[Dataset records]
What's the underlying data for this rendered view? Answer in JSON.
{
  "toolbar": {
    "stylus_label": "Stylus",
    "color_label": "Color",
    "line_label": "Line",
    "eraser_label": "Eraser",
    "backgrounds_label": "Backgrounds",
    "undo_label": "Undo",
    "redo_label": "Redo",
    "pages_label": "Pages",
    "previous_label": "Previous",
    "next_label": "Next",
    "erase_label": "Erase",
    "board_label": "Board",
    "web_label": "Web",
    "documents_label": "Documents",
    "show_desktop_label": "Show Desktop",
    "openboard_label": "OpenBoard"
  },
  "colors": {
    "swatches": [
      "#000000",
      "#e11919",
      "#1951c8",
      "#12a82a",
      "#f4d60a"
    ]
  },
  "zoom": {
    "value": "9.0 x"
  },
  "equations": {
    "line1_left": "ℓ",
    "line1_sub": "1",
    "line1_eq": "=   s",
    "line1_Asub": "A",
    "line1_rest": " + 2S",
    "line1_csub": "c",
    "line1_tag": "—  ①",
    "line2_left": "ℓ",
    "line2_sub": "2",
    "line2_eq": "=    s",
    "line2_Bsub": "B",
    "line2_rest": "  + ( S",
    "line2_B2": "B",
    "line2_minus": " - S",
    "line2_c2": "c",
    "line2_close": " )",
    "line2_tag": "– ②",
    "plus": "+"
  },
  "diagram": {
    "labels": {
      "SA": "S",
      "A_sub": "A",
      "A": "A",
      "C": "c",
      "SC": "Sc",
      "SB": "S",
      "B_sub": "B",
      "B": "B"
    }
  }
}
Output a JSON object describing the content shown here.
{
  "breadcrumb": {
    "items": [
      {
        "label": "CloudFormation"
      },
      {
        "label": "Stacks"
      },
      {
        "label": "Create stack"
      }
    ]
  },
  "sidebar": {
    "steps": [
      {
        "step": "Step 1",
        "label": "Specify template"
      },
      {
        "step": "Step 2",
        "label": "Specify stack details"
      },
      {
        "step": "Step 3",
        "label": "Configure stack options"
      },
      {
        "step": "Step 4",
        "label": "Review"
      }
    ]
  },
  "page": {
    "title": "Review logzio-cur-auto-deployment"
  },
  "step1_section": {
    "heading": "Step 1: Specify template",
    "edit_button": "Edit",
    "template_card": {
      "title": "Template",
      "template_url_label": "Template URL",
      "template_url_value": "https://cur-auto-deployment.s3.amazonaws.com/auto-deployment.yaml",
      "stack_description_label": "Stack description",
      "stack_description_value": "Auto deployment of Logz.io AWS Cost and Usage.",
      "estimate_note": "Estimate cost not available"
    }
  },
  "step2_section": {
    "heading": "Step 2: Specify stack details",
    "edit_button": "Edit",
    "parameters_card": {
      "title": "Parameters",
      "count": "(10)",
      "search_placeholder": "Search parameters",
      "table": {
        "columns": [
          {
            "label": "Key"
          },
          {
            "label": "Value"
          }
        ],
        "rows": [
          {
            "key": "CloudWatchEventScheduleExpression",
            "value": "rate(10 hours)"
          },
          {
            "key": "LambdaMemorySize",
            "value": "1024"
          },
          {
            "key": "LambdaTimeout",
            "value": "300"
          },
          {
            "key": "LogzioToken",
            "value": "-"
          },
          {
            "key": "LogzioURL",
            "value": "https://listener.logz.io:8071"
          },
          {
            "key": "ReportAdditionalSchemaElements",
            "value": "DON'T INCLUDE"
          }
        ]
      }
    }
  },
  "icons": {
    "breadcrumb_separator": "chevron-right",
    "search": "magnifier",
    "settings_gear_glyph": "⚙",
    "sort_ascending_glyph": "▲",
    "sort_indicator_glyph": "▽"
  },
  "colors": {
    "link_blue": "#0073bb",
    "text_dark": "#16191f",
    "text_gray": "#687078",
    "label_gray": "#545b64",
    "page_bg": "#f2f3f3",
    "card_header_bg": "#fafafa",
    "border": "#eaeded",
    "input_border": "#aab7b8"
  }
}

REQUEST:
Determine the number of lines containing "details". Write only that number.

RESPONSE BELOW:
2